> Do this: Every entry needs to be printed exactly, please.

> Supplied material:
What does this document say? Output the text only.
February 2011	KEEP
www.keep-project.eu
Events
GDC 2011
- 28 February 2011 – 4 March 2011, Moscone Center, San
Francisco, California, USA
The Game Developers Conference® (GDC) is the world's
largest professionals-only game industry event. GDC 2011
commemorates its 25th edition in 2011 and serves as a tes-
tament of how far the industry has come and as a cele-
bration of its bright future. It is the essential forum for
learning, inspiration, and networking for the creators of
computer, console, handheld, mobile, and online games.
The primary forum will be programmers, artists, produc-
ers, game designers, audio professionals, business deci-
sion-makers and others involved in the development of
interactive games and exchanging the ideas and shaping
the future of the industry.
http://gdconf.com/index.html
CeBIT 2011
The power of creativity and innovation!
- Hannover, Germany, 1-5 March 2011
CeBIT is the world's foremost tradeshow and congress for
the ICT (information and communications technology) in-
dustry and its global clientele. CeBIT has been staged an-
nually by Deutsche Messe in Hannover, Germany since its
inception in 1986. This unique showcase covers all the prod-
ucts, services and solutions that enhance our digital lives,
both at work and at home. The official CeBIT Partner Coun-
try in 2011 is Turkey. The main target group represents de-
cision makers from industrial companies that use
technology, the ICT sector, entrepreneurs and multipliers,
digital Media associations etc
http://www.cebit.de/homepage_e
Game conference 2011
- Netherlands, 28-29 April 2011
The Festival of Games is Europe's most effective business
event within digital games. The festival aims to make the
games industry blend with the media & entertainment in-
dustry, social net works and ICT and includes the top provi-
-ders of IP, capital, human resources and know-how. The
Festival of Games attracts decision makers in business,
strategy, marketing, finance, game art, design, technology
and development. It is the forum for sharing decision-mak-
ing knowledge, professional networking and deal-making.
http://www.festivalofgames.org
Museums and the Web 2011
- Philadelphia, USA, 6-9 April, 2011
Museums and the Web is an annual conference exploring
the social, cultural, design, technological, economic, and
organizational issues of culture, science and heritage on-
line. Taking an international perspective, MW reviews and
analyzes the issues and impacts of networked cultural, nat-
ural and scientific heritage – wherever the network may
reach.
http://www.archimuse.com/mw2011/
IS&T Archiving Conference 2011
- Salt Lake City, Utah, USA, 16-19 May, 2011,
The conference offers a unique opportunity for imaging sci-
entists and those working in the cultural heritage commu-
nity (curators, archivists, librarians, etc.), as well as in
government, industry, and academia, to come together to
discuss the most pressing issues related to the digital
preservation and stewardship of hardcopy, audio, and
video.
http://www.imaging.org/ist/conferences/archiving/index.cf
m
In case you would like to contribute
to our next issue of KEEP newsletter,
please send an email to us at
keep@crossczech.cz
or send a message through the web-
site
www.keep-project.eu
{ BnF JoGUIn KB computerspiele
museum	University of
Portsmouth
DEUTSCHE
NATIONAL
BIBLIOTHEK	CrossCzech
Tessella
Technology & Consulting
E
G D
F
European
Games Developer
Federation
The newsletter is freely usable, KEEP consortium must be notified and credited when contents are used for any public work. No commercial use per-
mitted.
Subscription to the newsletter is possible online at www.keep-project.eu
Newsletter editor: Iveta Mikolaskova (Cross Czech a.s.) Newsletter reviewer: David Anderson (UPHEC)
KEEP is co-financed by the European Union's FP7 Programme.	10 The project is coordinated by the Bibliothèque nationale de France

> Written answer:
What does this document say? Output the text only.
February 2011	KEEP
www.keep-project.eu
Events
GDC 2011
- 28 February 2011 – 4 March 2011, Moscone Center, San
Francisco, California, USA
The Game Developers Conference® (GDC) is the world's
largest professionals-only game industry event. GDC 2011
commemorates its 25th edition in 2011 and serves as a tes-
tament of how far the industry has come and as a cele-
bration of its bright future. It is the essential forum for
learning, inspiration, and networking for the creators of
computer, console, handheld, mobile, and online games.
The primary forum will be programmers, artists, produc-
ers, game designers, audio professionals, business deci-
sion-makers and others involved in the development of
interactive games and exchanging the ideas and shaping
the future of the industry.
http://gdconf.com/index.html
CeBIT 2011
The power of creativity and innovation!
- Hannover, Germany, 1-5 March 2011
CeBIT is the world's foremost tradeshow and congress for
the ICT (information and communications technology) in-
dustry and its global clientele. CeBIT has been staged an-
nually by Deutsche Messe in Hannover, Germany since its
inception in 1986. This unique showcase covers all the prod-
ucts, services and solutions that enhance our digital lives,
both at work and at home. The official CeBIT Partner Coun-
try in 2011 is Turkey. The main target group represents de-
cision makers from industrial companies that use
technology, the ICT sector, entrepreneurs and multipliers,
digital Media associations etc
http://www.cebit.de/homepage_e
Game conference 2011
- Netherlands, 28-29 April 2011
The Festival of Games is Europe's most effective business
event within digital games. The festival aims to make the
games industry blend with the media & entertainment in-
dustry, social net works and ICT and includes the top provi-
-ders of IP, capital, human resources and know-how. The
Festival of Games attracts decision makers in business,
strategy, marketing, finance, game art, design, technology
and development. It is the forum for sharing decision-mak-
ing knowledge, professional networking and deal-making.
http://www.festivalofgames.org
Museums and the Web 2011
- Philadelphia, USA, 6-9 April, 2011
Museums and the Web is an annual conference exploring
the social, cultural, design, technological, economic, and
organizational issues of culture, science and heritage on-
line. Taking an international perspective, MW reviews and
analyzes the issues and impacts of networked cultural, nat-
ural and scientific heritage – wherever the network may
reach.
http://www.archimuse.com/mw2011/
IS&T Archiving Conference 2011
- Salt Lake City, Utah, USA, 16-19 May, 2011,
The conference offers a unique opportunity for imaging sci-
entists and those working in the cultural heritage commu-
nity (curators, archivists, librarians, etc.), as well as in
government, industry, and academia, to come together to
discuss the most pressing issues related to the digital
preservation and stewardship of hardcopy, audio, and
video.
http://www.imaging.org/ist/conferences/archiving/index.cf
m
In case you would like to contribute
to our next issue of KEEP newsletter,
please send an email to us at
keep@crossczech.cz
or send a message through the web-
site
www.keep-project.eu
{ BnF JoGUIn KB computerspiele
museum	University of
Portsmouth
DEUTSCHE
NATIONAL
BIBLIOTHEK	CrossCzech
Tessella
Technology & Consulting
E
G D
F
European
Games Developer
Federation
The newsletter is freely usable, KEEP consortium must be notified and credited when contents are used for any public work. No commercial use per-
mitted.
Subscription to the newsletter is possible online at www.keep-project.eu
Newsletter editor: Iveta Mikolaskova (Cross Czech a.s.) Newsletter reviewer: David Anderson (UPHEC)
KEEP is co-financed by the European Union's FP7 Programme.	10 The project is coordinated by the Bibliothèque nationale de France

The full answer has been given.